Figure record listings
------------------------------------------------------------------------

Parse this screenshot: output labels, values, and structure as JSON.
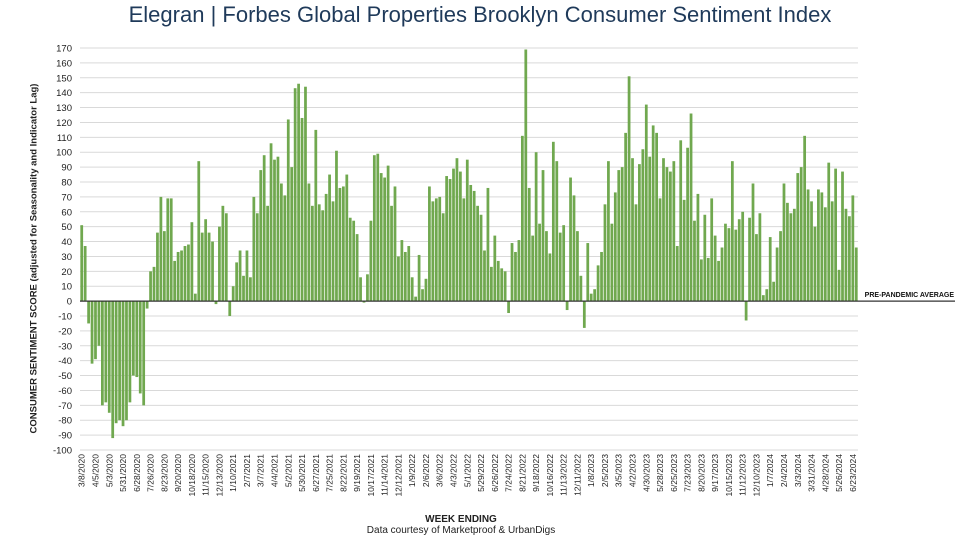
{
  "title_brand": "Elegran | Forbes Global Properties",
  "title_rest": "Brooklyn Consumer Sentiment Index",
  "colors": {
    "bar": "#70a84f",
    "title": "#1f3a5a",
    "grid": "#d9d9d9",
    "baseline": "#333333"
  },
  "chart_data": {
    "type": "bar",
    "xlabel": "WEEK ENDING",
    "ylabel": "CONSUMER SENTIMENT SCORE (adjusted for Seasonality and Indicator Lag)",
    "credit": "Data courtesy of Marketproof & UrbanDigs",
    "annotation": "PRE-PANDEMIC AVERAGE",
    "ylim": [
      -100,
      170
    ],
    "yticks": [
      170,
      160,
      150,
      140,
      130,
      120,
      110,
      100,
      90,
      80,
      70,
      60,
      50,
      40,
      30,
      20,
      10,
      0,
      -10,
      -20,
      -30,
      -40,
      -50,
      -60,
      -70,
      -80,
      -90,
      -100
    ],
    "grid": true,
    "tick_labels": [
      "3/8/2020",
      "4/5/2020",
      "5/3/2020",
      "5/31/2020",
      "6/28/2020",
      "7/26/2020",
      "8/23/2020",
      "9/20/2020",
      "10/18/2020",
      "11/15/2020",
      "12/13/2020",
      "1/10/2021",
      "2/7/2021",
      "3/7/2021",
      "4/4/2021",
      "5/2/2021",
      "5/30/2021",
      "6/27/2021",
      "7/25/2021",
      "8/22/2021",
      "9/19/2021",
      "10/17/2021",
      "11/14/2021",
      "12/12/2021",
      "1/9/2022",
      "2/6/2022",
      "3/6/2022",
      "4/3/2022",
      "5/1/2022",
      "5/29/2022",
      "6/26/2022",
      "7/24/2022",
      "8/21/2022",
      "9/18/2022",
      "10/16/2022",
      "11/13/2022",
      "12/11/2022",
      "1/8/2023",
      "2/5/2023",
      "3/5/2023",
      "4/2/2023",
      "4/30/2023",
      "5/28/2023",
      "6/25/2023",
      "7/23/2023",
      "8/20/2023",
      "9/17/2023",
      "10/15/2023",
      "11/12/2023",
      "12/10/2023",
      "1/7/2024",
      "2/4/2024",
      "3/3/2024",
      "3/31/2024",
      "4/28/2024",
      "5/26/2024",
      "6/23/2024"
    ],
    "values": [
      51,
      37,
      -15,
      -42,
      -39,
      -30,
      -70,
      -68,
      -75,
      -92,
      -82,
      -80,
      -84,
      -80,
      -68,
      -50,
      -51,
      -62,
      -70,
      -5,
      20,
      23,
      46,
      70,
      47,
      69,
      69,
      27,
      33,
      34,
      37,
      38,
      53,
      5,
      94,
      46,
      55,
      46,
      40,
      -2,
      50,
      64,
      59,
      -10,
      10,
      26,
      34,
      17,
      34,
      16,
      70,
      59,
      88,
      98,
      64,
      106,
      95,
      97,
      79,
      71,
      122,
      90,
      143,
      146,
      123,
      144,
      79,
      64,
      115,
      65,
      61,
      72,
      85,
      67,
      101,
      76,
      77,
      85,
      56,
      54,
      45,
      16,
      -1,
      18,
      54,
      98,
      99,
      86,
      83,
      91,
      64,
      77,
      30,
      41,
      33,
      37,
      16,
      3,
      31,
      8,
      15,
      77,
      67,
      69,
      70,
      59,
      84,
      82,
      89,
      96,
      87,
      69,
      95,
      78,
      74,
      64,
      58,
      34,
      76,
      23,
      44,
      27,
      22,
      20,
      -8,
      39,
      33,
      41,
      111,
      169,
      76,
      44,
      100,
      52,
      88,
      47,
      32,
      107,
      94,
      46,
      51,
      -6,
      83,
      71,
      47,
      17,
      -18,
      39,
      5,
      8,
      24,
      33,
      65,
      94,
      52,
      73,
      88,
      90,
      113,
      151,
      96,
      65,
      92,
      102,
      132,
      97,
      118,
      113,
      69,
      96,
      90,
      87,
      94,
      37,
      108,
      68,
      103,
      126,
      54,
      72,
      28,
      58,
      29,
      69,
      44,
      27,
      36,
      52,
      49,
      94,
      48,
      55,
      60,
      -13,
      56,
      79,
      45,
      59,
      4,
      8,
      43,
      13,
      36,
      47,
      79,
      66,
      59,
      62,
      86,
      90,
      111,
      75,
      67,
      50,
      75,
      73,
      63,
      93,
      67,
      89,
      21,
      87,
      62,
      57,
      71,
      36
    ]
  }
}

------------------------------------------------------------------------

**Given instruction:** All records above are to be printed exactly, minus the pictures they contain.

**Answer for this exercise:**
Parse this screenshot: output labels, values, and structure as JSON.
{
  "title_brand": "Elegran | Forbes Global Properties",
  "title_rest": "Brooklyn Consumer Sentiment Index",
  "colors": {
    "bar": "#70a84f",
    "title": "#1f3a5a",
    "grid": "#d9d9d9",
    "baseline": "#333333"
  },
  "chart_data": {
    "type": "bar",
    "xlabel": "WEEK ENDING",
    "ylabel": "CONSUMER SENTIMENT SCORE (adjusted for Seasonality and Indicator Lag)",
    "credit": "Data courtesy of Marketproof & UrbanDigs",
    "annotation": "PRE-PANDEMIC AVERAGE",
    "ylim": [
      -100,
      170
    ],
    "yticks": [
      170,
      160,
      150,
      140,
      130,
      120,
      110,
      100,
      90,
      80,
      70,
      60,
      50,
      40,
      30,
      20,
      10,
      0,
      -10,
      -20,
      -30,
      -40,
      -50,
      -60,
      -70,
      -80,
      -90,
      -100
    ],
    "grid": true,
    "tick_labels": [
      "3/8/2020",
      "4/5/2020",
      "5/3/2020",
      "5/31/2020",
      "6/28/2020",
      "7/26/2020",
      "8/23/2020",
      "9/20/2020",
      "10/18/2020",
      "11/15/2020",
      "12/13/2020",
      "1/10/2021",
      "2/7/2021",
      "3/7/2021",
      "4/4/2021",
      "5/2/2021",
      "5/30/2021",
      "6/27/2021",
      "7/25/2021",
      "8/22/2021",
      "9/19/2021",
      "10/17/2021",
      "11/14/2021",
      "12/12/2021",
      "1/9/2022",
      "2/6/2022",
      "3/6/2022",
      "4/3/2022",
      "5/1/2022",
      "5/29/2022",
      "6/26/2022",
      "7/24/2022",
      "8/21/2022",
      "9/18/2022",
      "10/16/2022",
      "11/13/2022",
      "12/11/2022",
      "1/8/2023",
      "2/5/2023",
      "3/5/2023",
      "4/2/2023",
      "4/30/2023",
      "5/28/2023",
      "6/25/2023",
      "7/23/2023",
      "8/20/2023",
      "9/17/2023",
      "10/15/2023",
      "11/12/2023",
      "12/10/2023",
      "1/7/2024",
      "2/4/2024",
      "3/3/2024",
      "3/31/2024",
      "4/28/2024",
      "5/26/2024",
      "6/23/2024"
    ],
    "values": [
      51,
      37,
      -15,
      -42,
      -39,
      -30,
      -70,
      -68,
      -75,
      -92,
      -82,
      -80,
      -84,
      -80,
      -68,
      -50,
      -51,
      -62,
      -70,
      -5,
      20,
      23,
      46,
      70,
      47,
      69,
      69,
      27,
      33,
      34,
      37,
      38,
      53,
      5,
      94,
      46,
      55,
      46,
      40,
      -2,
      50,
      64,
      59,
      -10,
      10,
      26,
      34,
      17,
      34,
      16,
      70,
      59,
      88,
      98,
      64,
      106,
      95,
      97,
      79,
      71,
      122,
      90,
      143,
      146,
      123,
      144,
      79,
      64,
      115,
      65,
      61,
      72,
      85,
      67,
      101,
      76,
      77,
      85,
      56,
      54,
      45,
      16,
      -1,
      18,
      54,
      98,
      99,
      86,
      83,
      91,
      64,
      77,
      30,
      41,
      33,
      37,
      16,
      3,
      31,
      8,
      15,
      77,
      67,
      69,
      70,
      59,
      84,
      82,
      89,
      96,
      87,
      69,
      95,
      78,
      74,
      64,
      58,
      34,
      76,
      23,
      44,
      27,
      22,
      20,
      -8,
      39,
      33,
      41,
      111,
      169,
      76,
      44,
      100,
      52,
      88,
      47,
      32,
      107,
      94,
      46,
      51,
      -6,
      83,
      71,
      47,
      17,
      -18,
      39,
      5,
      8,
      24,
      33,
      65,
      94,
      52,
      73,
      88,
      90,
      113,
      151,
      96,
      65,
      92,
      102,
      132,
      97,
      118,
      113,
      69,
      96,
      90,
      87,
      94,
      37,
      108,
      68,
      103,
      126,
      54,
      72,
      28,
      58,
      29,
      69,
      44,
      27,
      36,
      52,
      49,
      94,
      48,
      55,
      60,
      -13,
      56,
      79,
      45,
      59,
      4,
      8,
      43,
      13,
      36,
      47,
      79,
      66,
      59,
      62,
      86,
      90,
      111,
      75,
      67,
      50,
      75,
      73,
      63,
      93,
      67,
      89,
      21,
      87,
      62,
      57,
      71,
      36
    ]
  }
}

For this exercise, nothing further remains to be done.